» ESTRATTO
########

Arjola e il baseball buio, Fulvio in moto senza mani, Andrea campione europeo, Laura in paracadute senza camminare: Invincibili


da Gazzetta dello Sport
- (21 giugno 2011)

Buona tv: Su questo blog troverete cosa è Invincibili ( ) e giustamente molti lo avranno visto. Non mi dilungo, allora. In due parole: storie di persone che hanno superato e superano grandi difficoltà, ma lo fanno bene e sanno farlo sol sorriso;

conduce (bene) Marco Berry;

molte storie nascono dallo sport paralimpico, per questo se ne parla qui. E' il secondo appuntamento (stasera, Italia 1) e lo sport, as usual, c'entra molto, con Arjola, Fulvio, Andrea, Laura e con Roberto Bruzzone, già protagonista della puntata pilota di dicembre e ospite in studio.

Su ognuno di loro ci sarebbe da scrivere ben di più e capiterà. E poi gli interventi di Omar Pedrini, Toni Capuozzo, Erri De Luca. Insomma, da seguire.

Arjola Dedaj La sua storia passa fra l'italia e l'Albania. Era il 21 dicembre del '98, Arj aveva 17 anni ed era su un gommone con il papà e il fratello Elton.

########

Record del dataset
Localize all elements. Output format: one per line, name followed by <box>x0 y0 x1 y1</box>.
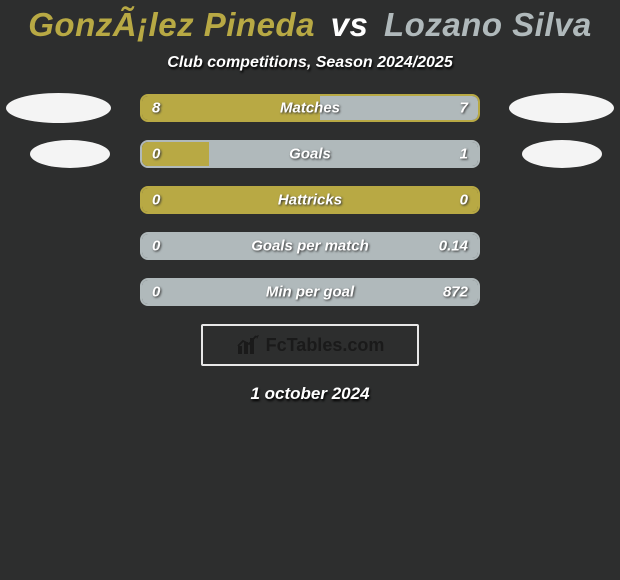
player2-name: Lozano Silva <box>384 6 592 43</box>
vs-separator: vs <box>331 6 369 43</box>
brand-box: FcTables.com <box>201 324 419 366</box>
stat-label: Matches <box>142 100 478 117</box>
stat-bar: 00.14Goals per match <box>140 232 480 260</box>
team-logo-left <box>30 140 110 168</box>
footer-date: 1 october 2024 <box>0 384 620 404</box>
player1-name: GonzÃ¡lez Pineda <box>28 6 315 43</box>
team-logo-left <box>6 93 111 123</box>
stat-row: 87Matches <box>0 94 620 122</box>
team-logo-right <box>509 93 614 123</box>
stat-row: 00.14Goals per match <box>0 232 620 260</box>
stat-bar: 87Matches <box>140 94 480 122</box>
subtitle: Club competitions, Season 2024/2025 <box>0 54 620 72</box>
stat-row: 01Goals <box>0 140 620 168</box>
stat-bar: 01Goals <box>140 140 480 168</box>
brand-text: FcTables.com <box>266 335 385 356</box>
page-title: GonzÃ¡lez Pineda vs Lozano Silva <box>0 6 620 44</box>
stat-label: Hattricks <box>142 192 478 209</box>
stat-row: 00Hattricks <box>0 186 620 214</box>
stat-label: Goals per match <box>142 238 478 255</box>
stat-label: Goals <box>142 146 478 163</box>
brand-chart-icon <box>236 334 262 356</box>
stat-label: Min per goal <box>142 284 478 301</box>
stats-container: 87Matches 01Goals 00Hattricks 00.14Goals pe… <box>0 94 620 306</box>
stat-bar: 00Hattricks <box>140 186 480 214</box>
stat-bar: 0872Min per goal <box>140 278 480 306</box>
comparison-infographic: GonzÃ¡lez Pineda vs Lozano Silva Club co… <box>0 0 620 580</box>
team-logo-right <box>522 140 602 168</box>
stat-row: 0872Min per goal <box>0 278 620 306</box>
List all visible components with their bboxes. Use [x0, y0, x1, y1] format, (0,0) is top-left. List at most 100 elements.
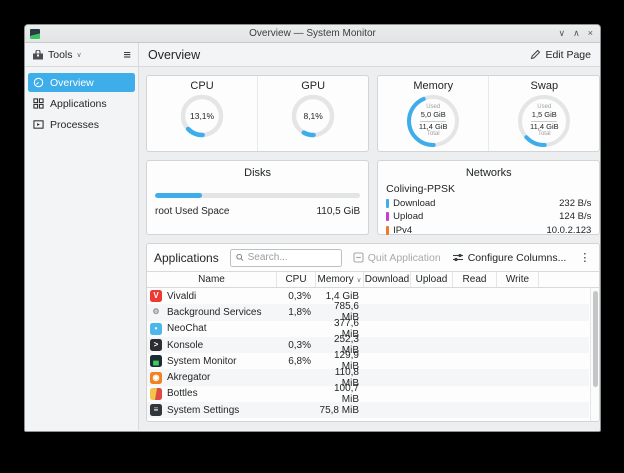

########

» SERIE DI COMPITI
[A] Nell'estratto sul programma Invincibili, quali persone sono annunciate con i loro interventi? Elencale tutte.
[B] Rispondi a queste domande sull'estratto relativo al programma Invincibili:
(i) Chi conduce il programma?
(ii) Su quale rete va in onda il secondo appuntamento?
(iii) Quanti anni aveva Arjola il 21 dicembre 1998?

» RISPOSTE SCRITTE
[A] Omar Pedrini, Toni Capuozzo, Erri De Luca.

[B]
(i) Marco Berry.
(ii) Italia 1.
(iii) 17 anni.